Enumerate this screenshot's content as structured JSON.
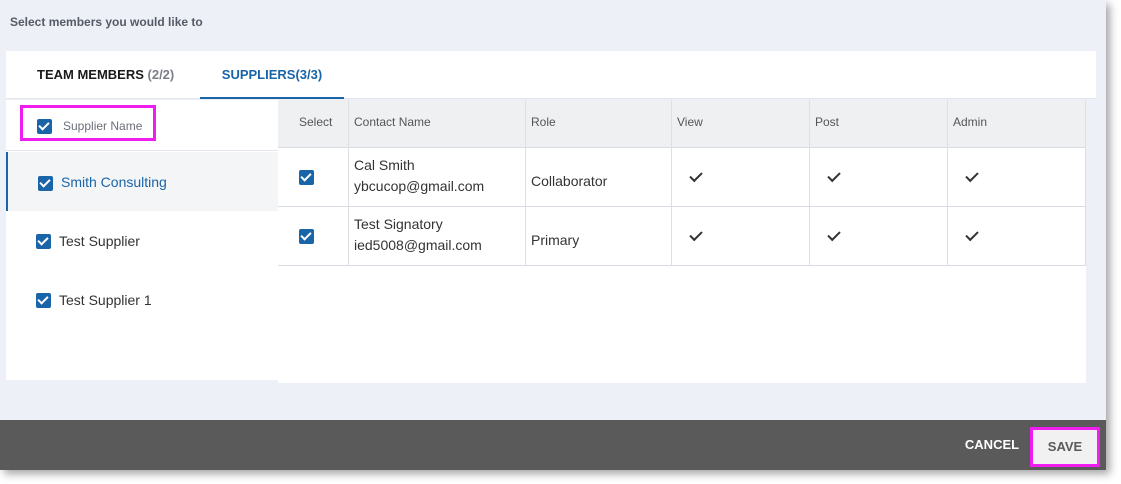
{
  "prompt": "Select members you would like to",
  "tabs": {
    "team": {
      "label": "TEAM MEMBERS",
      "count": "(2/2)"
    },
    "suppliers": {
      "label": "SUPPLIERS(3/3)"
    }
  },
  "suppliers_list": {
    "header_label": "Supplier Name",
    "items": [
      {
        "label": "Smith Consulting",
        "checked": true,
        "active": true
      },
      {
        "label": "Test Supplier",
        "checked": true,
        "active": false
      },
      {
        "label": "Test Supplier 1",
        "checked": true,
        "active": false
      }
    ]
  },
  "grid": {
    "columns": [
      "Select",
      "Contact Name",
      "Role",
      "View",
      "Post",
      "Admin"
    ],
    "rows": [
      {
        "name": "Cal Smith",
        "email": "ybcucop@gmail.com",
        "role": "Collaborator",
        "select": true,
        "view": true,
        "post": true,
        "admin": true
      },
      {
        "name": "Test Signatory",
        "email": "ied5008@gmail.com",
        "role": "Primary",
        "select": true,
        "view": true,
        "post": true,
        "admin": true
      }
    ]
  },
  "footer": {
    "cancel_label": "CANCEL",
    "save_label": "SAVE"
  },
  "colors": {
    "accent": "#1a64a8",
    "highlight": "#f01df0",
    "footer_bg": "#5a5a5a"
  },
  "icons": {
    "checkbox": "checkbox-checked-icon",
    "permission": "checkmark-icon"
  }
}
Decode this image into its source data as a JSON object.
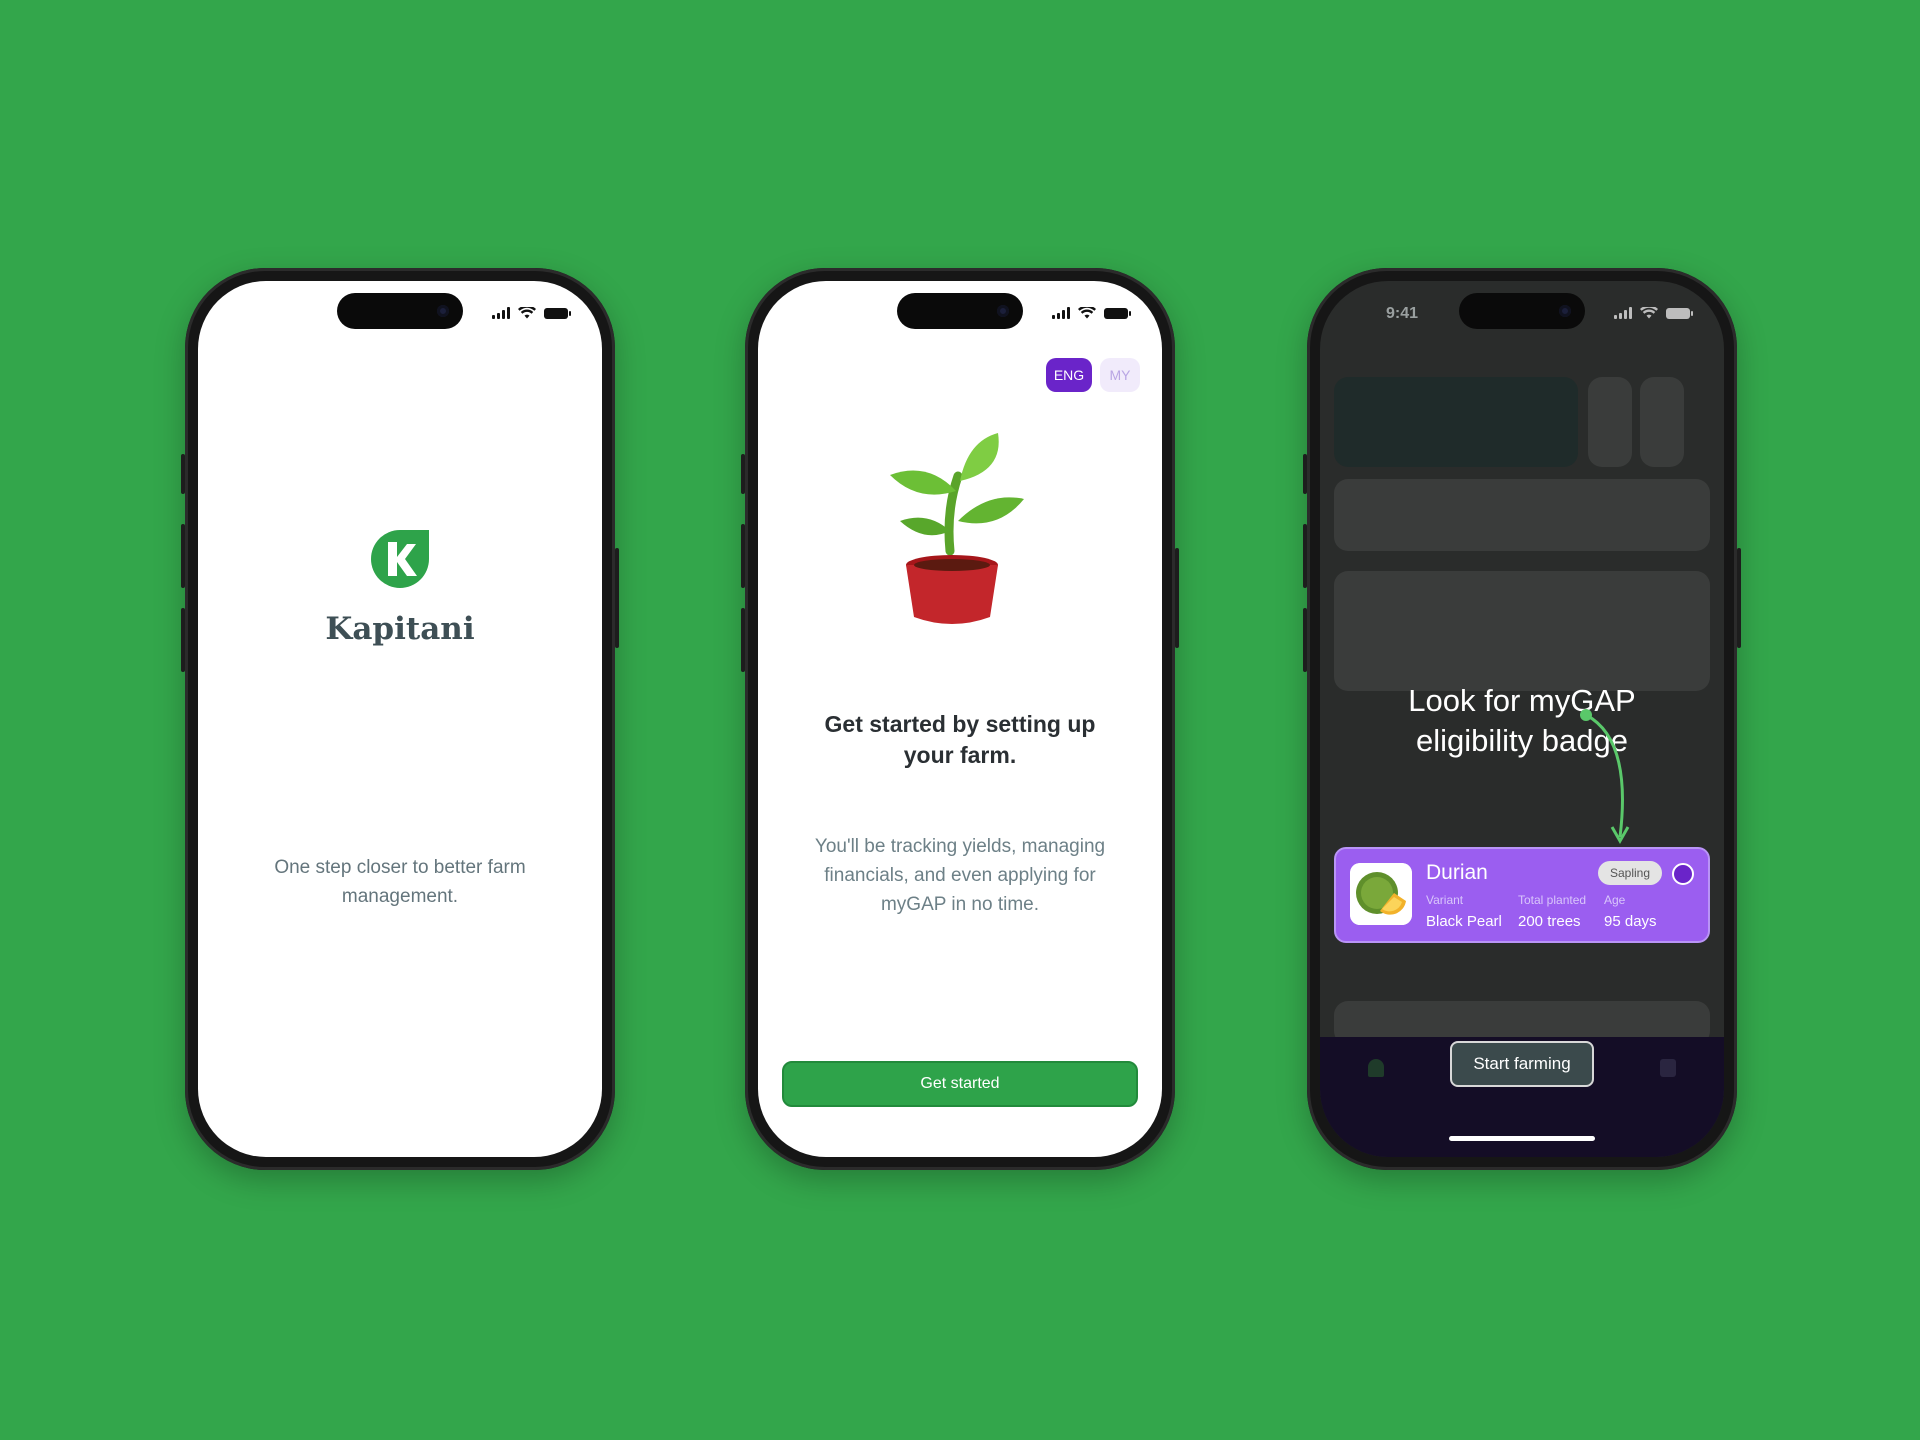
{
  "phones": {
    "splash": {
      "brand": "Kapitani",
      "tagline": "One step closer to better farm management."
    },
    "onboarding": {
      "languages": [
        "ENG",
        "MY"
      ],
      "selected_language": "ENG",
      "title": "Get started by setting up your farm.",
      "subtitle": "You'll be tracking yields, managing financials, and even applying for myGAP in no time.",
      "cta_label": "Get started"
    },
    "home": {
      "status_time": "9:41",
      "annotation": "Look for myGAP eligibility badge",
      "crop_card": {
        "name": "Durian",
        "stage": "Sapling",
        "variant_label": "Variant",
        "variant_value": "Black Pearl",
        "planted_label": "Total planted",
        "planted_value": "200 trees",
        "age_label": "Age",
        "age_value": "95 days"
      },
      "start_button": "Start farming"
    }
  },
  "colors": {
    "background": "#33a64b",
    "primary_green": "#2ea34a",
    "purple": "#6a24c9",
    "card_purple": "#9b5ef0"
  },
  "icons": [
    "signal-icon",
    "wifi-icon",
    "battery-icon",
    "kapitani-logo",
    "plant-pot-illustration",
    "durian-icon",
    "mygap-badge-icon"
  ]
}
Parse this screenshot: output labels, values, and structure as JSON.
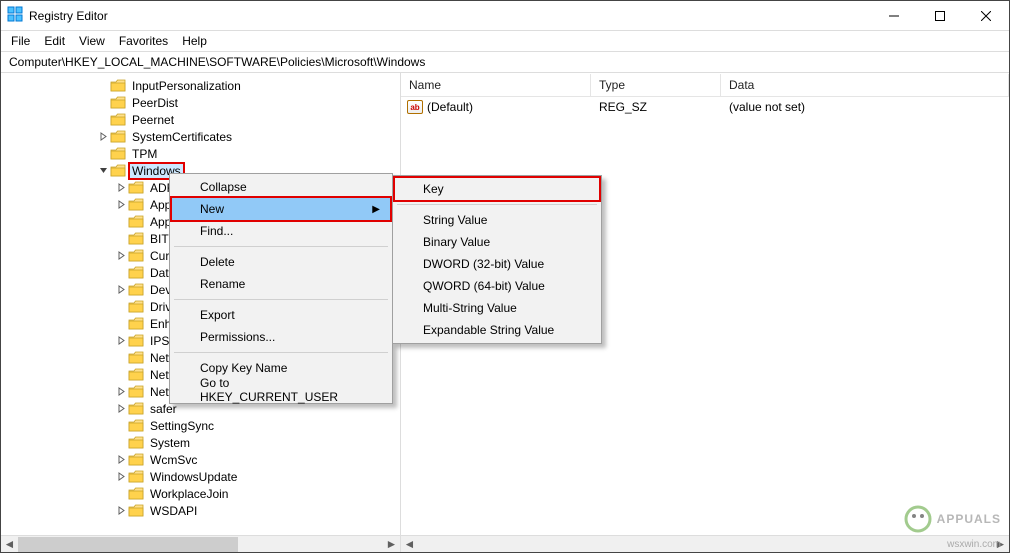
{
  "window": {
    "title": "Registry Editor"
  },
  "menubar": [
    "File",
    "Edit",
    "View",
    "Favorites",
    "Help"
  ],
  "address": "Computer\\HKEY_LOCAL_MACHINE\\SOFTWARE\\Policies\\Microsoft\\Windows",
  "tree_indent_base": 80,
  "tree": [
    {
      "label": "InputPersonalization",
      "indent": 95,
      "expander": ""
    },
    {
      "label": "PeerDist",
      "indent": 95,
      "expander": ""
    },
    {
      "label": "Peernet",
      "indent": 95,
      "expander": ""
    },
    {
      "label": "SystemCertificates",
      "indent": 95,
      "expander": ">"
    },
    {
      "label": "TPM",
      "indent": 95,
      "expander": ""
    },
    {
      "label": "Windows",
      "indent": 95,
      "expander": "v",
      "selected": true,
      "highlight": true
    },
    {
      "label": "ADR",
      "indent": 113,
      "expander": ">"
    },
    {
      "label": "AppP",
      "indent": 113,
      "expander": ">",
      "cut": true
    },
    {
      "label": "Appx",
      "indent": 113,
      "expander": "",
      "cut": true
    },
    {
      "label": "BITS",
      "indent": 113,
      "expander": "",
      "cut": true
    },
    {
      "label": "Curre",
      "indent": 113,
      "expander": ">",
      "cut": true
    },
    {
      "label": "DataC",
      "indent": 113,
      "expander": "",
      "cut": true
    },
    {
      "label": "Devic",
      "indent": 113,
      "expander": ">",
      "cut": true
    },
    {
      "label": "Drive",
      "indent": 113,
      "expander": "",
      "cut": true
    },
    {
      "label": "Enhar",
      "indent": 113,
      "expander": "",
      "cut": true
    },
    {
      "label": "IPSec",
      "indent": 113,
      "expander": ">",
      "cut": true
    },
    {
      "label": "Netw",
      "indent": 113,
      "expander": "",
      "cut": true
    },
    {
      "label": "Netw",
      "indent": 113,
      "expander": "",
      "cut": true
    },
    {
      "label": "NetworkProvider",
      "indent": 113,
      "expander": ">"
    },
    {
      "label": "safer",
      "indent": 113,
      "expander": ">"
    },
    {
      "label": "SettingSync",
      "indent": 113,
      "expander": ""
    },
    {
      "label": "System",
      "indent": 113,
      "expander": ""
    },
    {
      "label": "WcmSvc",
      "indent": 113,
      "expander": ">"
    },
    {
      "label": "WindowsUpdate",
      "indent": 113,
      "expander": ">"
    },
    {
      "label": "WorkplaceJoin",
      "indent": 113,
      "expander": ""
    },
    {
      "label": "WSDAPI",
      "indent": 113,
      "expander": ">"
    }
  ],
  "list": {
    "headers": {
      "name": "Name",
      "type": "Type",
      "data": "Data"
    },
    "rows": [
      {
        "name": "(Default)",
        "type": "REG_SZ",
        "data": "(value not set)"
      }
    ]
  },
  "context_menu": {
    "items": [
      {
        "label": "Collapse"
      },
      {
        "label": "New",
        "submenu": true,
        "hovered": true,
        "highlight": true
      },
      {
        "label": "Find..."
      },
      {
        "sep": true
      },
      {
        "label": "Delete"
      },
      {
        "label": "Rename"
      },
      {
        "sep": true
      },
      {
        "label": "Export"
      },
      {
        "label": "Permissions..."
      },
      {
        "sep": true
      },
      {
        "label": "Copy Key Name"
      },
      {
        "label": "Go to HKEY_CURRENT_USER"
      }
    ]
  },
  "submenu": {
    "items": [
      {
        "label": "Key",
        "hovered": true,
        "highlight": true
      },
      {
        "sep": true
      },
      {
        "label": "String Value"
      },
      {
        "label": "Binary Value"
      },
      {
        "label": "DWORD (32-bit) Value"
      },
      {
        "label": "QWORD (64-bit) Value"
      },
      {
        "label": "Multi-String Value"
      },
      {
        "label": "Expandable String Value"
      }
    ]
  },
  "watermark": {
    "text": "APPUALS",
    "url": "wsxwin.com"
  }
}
------------------------------------------------------------------------
- SHORT TASK -
Compute the number of lines above that contain the string "highlight". Reply with that value only.

- EXERCISE RESULT -
4